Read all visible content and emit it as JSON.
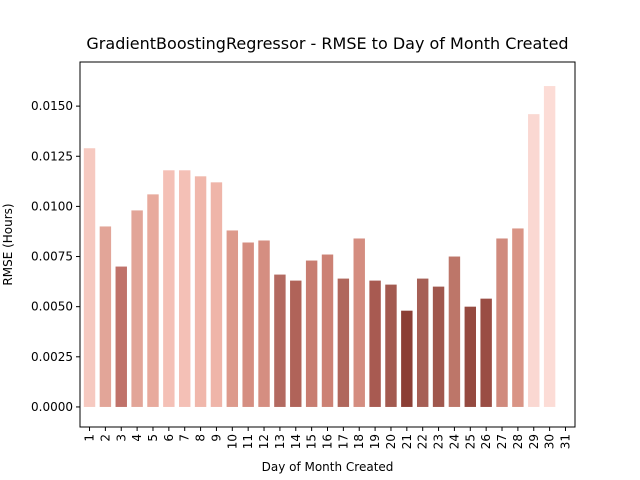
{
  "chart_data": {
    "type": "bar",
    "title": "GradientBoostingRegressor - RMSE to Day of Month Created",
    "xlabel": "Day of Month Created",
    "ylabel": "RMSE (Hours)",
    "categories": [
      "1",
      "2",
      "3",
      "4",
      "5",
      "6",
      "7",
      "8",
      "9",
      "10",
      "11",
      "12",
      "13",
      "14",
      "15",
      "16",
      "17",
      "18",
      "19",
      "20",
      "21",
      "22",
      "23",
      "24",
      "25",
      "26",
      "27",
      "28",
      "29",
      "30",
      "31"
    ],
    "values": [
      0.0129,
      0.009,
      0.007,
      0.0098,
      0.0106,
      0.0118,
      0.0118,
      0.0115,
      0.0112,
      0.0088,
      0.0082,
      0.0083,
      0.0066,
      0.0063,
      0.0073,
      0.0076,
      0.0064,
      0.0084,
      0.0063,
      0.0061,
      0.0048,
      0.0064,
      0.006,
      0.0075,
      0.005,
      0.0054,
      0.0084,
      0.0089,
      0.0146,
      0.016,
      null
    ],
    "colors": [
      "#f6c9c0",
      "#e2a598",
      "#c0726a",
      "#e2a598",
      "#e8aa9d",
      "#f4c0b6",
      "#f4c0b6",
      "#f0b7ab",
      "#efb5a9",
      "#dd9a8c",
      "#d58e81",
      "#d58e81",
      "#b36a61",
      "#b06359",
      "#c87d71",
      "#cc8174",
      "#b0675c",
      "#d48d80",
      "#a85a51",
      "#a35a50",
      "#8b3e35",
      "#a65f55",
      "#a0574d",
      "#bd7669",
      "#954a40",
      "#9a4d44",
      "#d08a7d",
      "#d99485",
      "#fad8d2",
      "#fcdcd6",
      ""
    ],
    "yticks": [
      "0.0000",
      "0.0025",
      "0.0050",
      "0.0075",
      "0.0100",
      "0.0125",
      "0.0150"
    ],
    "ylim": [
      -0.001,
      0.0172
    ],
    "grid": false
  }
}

------------------------------------------------

### Requirements
Reproduce each record above by retyping it exactly; omit all images.

### Expected answer
Read all visible content and emit it as JSON.
{
  "chart_data": {
    "type": "bar",
    "title": "GradientBoostingRegressor - RMSE to Day of Month Created",
    "xlabel": "Day of Month Created",
    "ylabel": "RMSE (Hours)",
    "categories": [
      "1",
      "2",
      "3",
      "4",
      "5",
      "6",
      "7",
      "8",
      "9",
      "10",
      "11",
      "12",
      "13",
      "14",
      "15",
      "16",
      "17",
      "18",
      "19",
      "20",
      "21",
      "22",
      "23",
      "24",
      "25",
      "26",
      "27",
      "28",
      "29",
      "30",
      "31"
    ],
    "values": [
      0.0129,
      0.009,
      0.007,
      0.0098,
      0.0106,
      0.0118,
      0.0118,
      0.0115,
      0.0112,
      0.0088,
      0.0082,
      0.0083,
      0.0066,
      0.0063,
      0.0073,
      0.0076,
      0.0064,
      0.0084,
      0.0063,
      0.0061,
      0.0048,
      0.0064,
      0.006,
      0.0075,
      0.005,
      0.0054,
      0.0084,
      0.0089,
      0.0146,
      0.016,
      null
    ],
    "colors": [
      "#f6c9c0",
      "#e2a598",
      "#c0726a",
      "#e2a598",
      "#e8aa9d",
      "#f4c0b6",
      "#f4c0b6",
      "#f0b7ab",
      "#efb5a9",
      "#dd9a8c",
      "#d58e81",
      "#d58e81",
      "#b36a61",
      "#b06359",
      "#c87d71",
      "#cc8174",
      "#b0675c",
      "#d48d80",
      "#a85a51",
      "#a35a50",
      "#8b3e35",
      "#a65f55",
      "#a0574d",
      "#bd7669",
      "#954a40",
      "#9a4d44",
      "#d08a7d",
      "#d99485",
      "#fad8d2",
      "#fcdcd6",
      ""
    ],
    "yticks": [
      "0.0000",
      "0.0025",
      "0.0050",
      "0.0075",
      "0.0100",
      "0.0125",
      "0.0150"
    ],
    "ylim": [
      -0.001,
      0.0172
    ],
    "grid": false
  }
}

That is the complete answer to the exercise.